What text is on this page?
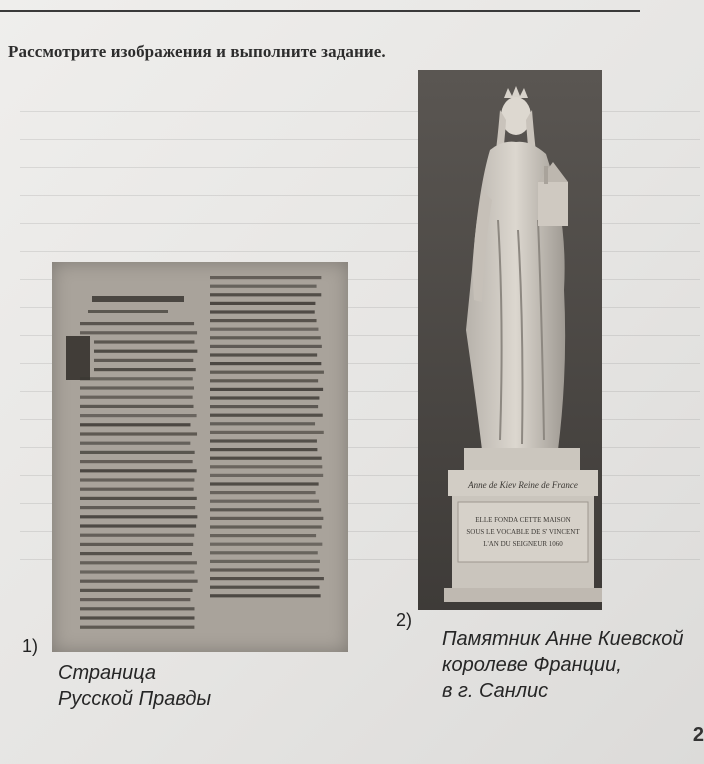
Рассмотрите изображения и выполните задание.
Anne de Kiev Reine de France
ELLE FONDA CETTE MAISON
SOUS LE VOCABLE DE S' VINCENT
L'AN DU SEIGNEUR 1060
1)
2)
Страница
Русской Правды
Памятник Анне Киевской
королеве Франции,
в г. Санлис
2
* * *
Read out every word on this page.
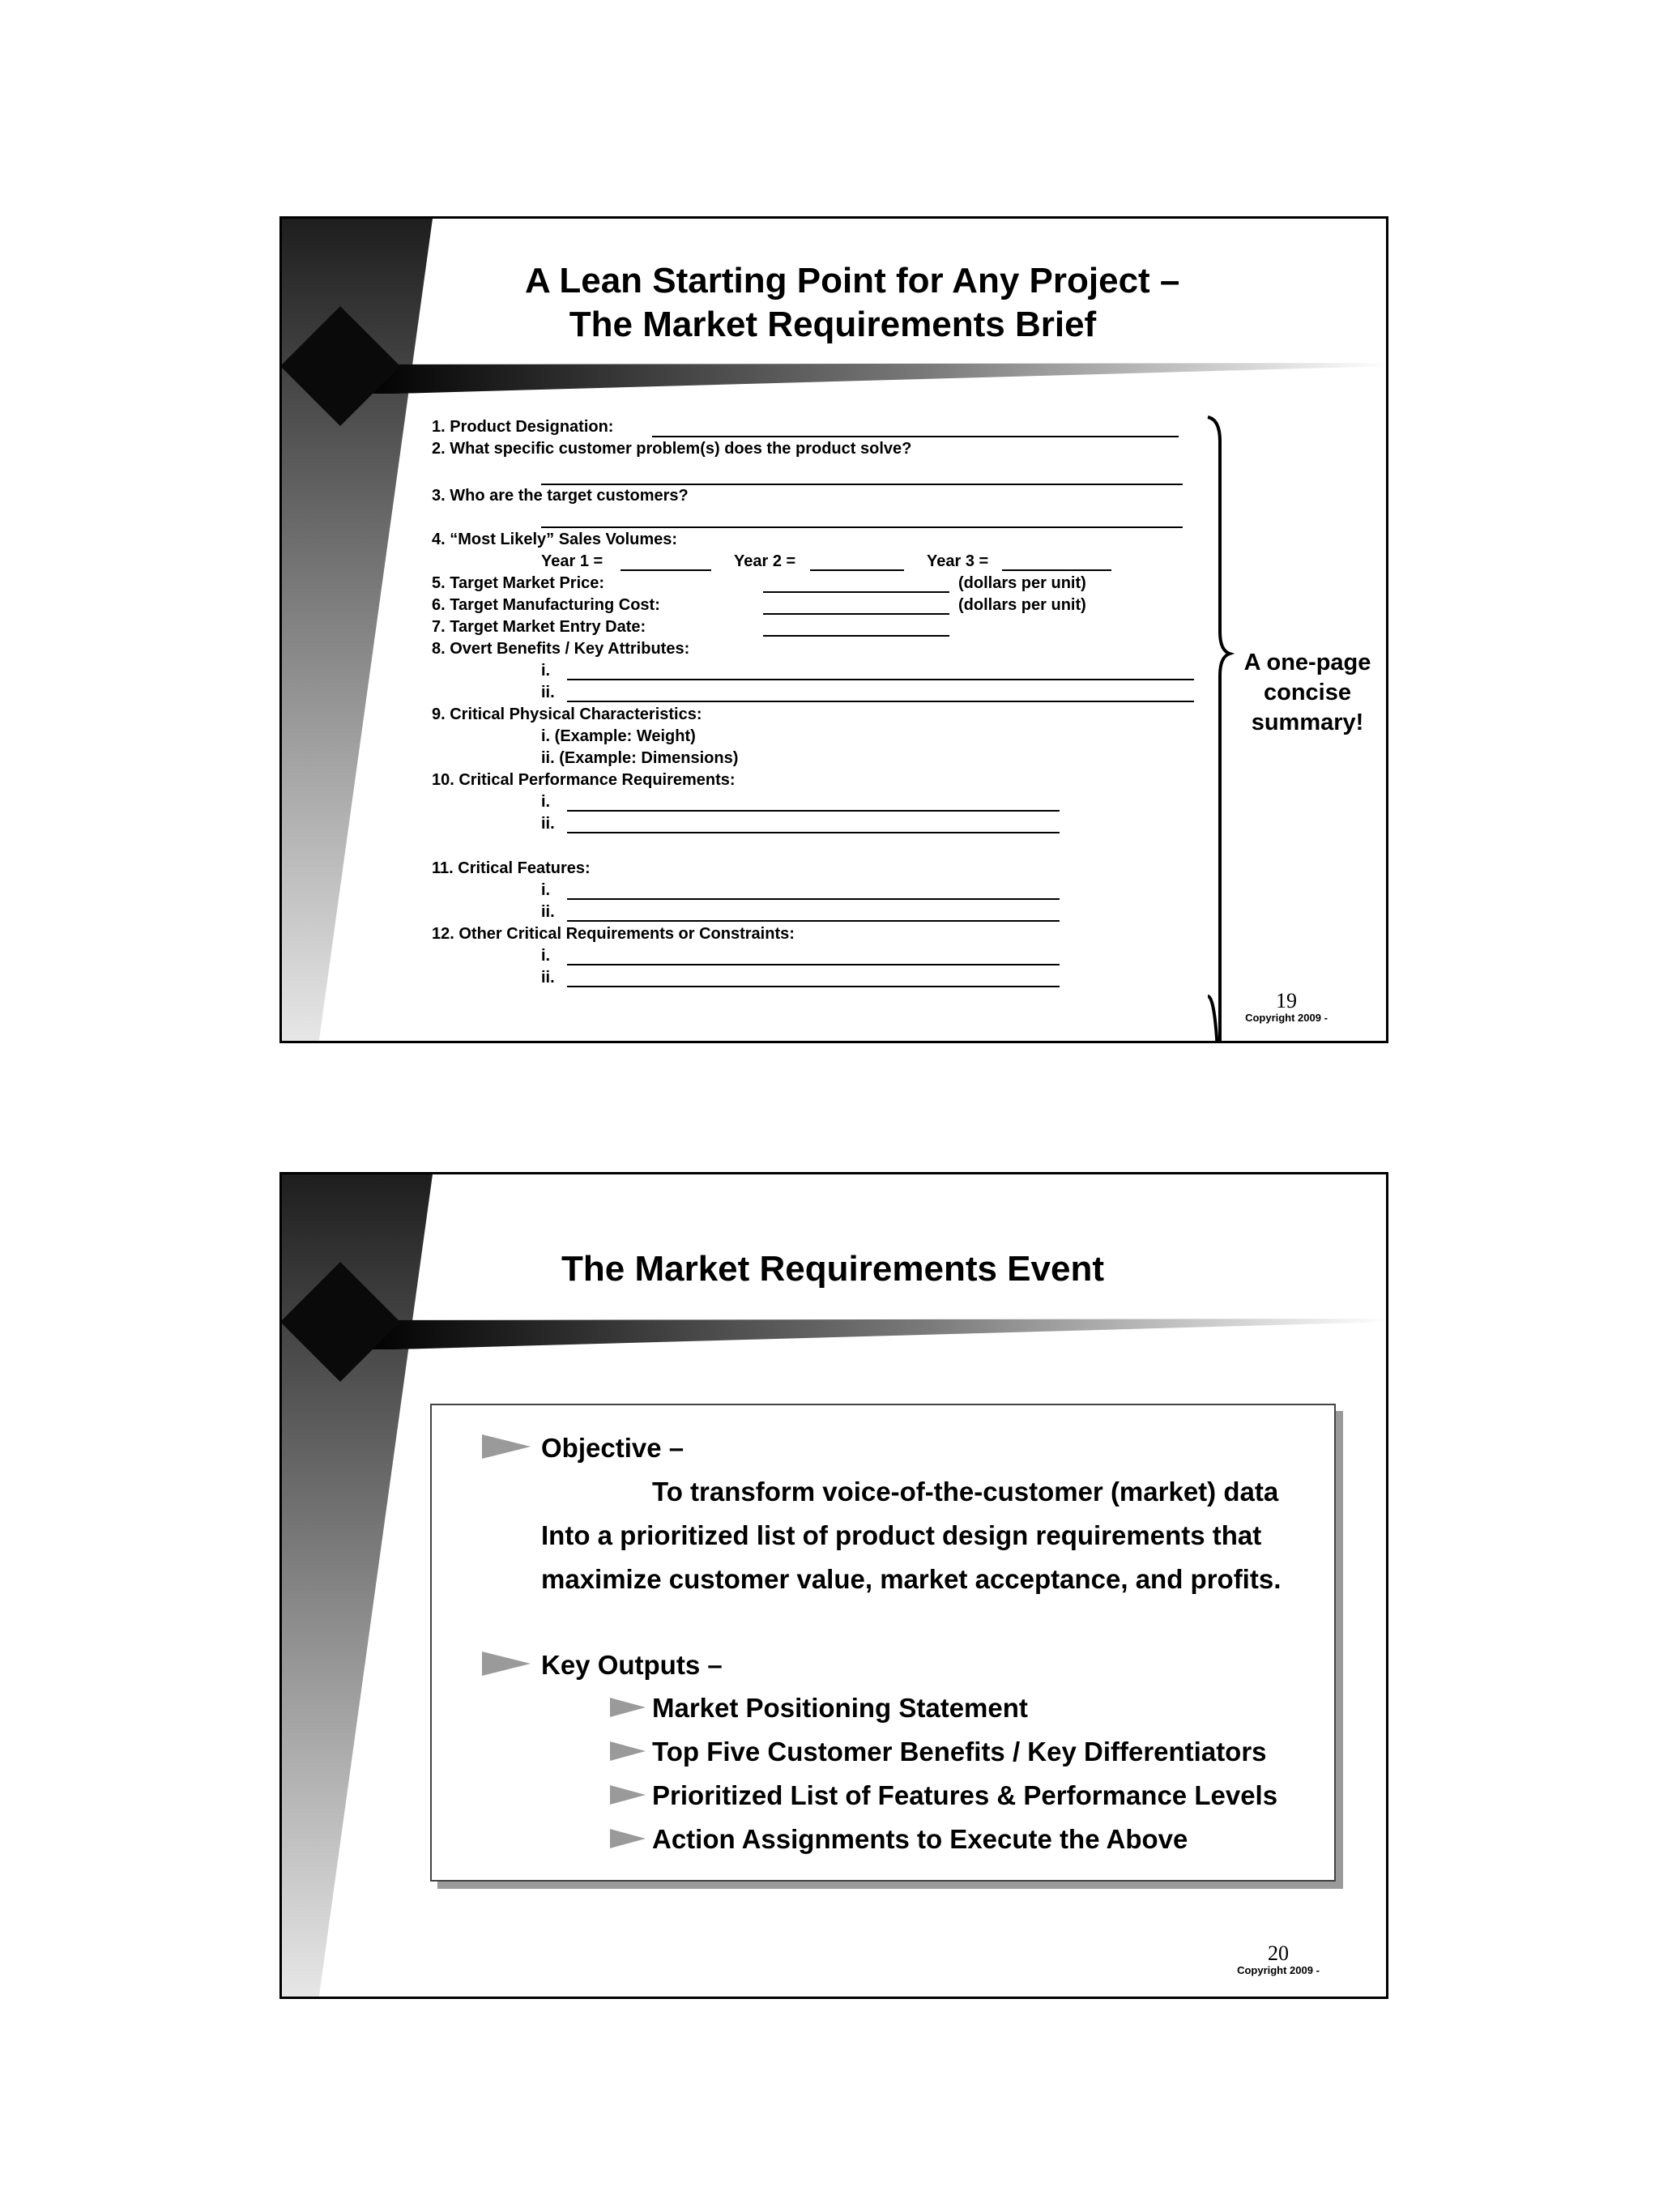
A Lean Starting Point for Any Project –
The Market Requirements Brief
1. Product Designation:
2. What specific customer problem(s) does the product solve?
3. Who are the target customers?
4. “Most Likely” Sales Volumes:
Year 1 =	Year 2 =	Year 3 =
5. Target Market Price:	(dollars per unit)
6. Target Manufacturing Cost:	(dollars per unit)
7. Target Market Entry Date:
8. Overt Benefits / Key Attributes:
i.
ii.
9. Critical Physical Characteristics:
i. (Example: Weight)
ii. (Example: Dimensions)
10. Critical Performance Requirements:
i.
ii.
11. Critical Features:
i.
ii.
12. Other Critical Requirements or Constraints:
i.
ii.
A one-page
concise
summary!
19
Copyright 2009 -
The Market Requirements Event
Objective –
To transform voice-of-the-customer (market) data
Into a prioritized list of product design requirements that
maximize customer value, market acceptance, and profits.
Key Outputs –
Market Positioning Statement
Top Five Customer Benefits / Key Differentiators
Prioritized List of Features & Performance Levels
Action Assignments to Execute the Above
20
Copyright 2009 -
==
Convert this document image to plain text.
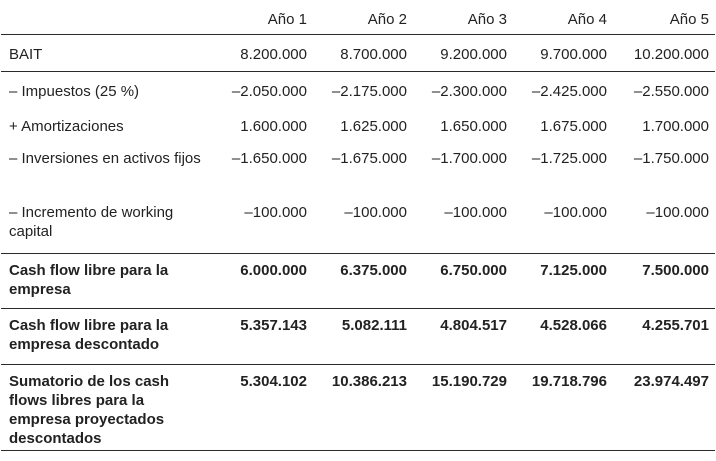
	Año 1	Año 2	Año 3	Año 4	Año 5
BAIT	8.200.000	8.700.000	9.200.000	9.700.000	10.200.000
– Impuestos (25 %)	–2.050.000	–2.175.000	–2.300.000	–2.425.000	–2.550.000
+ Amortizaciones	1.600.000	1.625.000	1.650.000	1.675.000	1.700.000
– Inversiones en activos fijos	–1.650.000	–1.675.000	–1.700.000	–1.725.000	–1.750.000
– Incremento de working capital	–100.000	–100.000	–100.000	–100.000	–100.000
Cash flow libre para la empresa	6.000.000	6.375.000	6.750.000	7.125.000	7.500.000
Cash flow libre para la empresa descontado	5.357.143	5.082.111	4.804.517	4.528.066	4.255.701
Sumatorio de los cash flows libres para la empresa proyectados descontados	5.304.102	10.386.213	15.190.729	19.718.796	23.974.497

» **Exercise details**:
Among these entries, how many lines include the string "Features"? Reply with the number by itself.

» **Answer to the task**:
2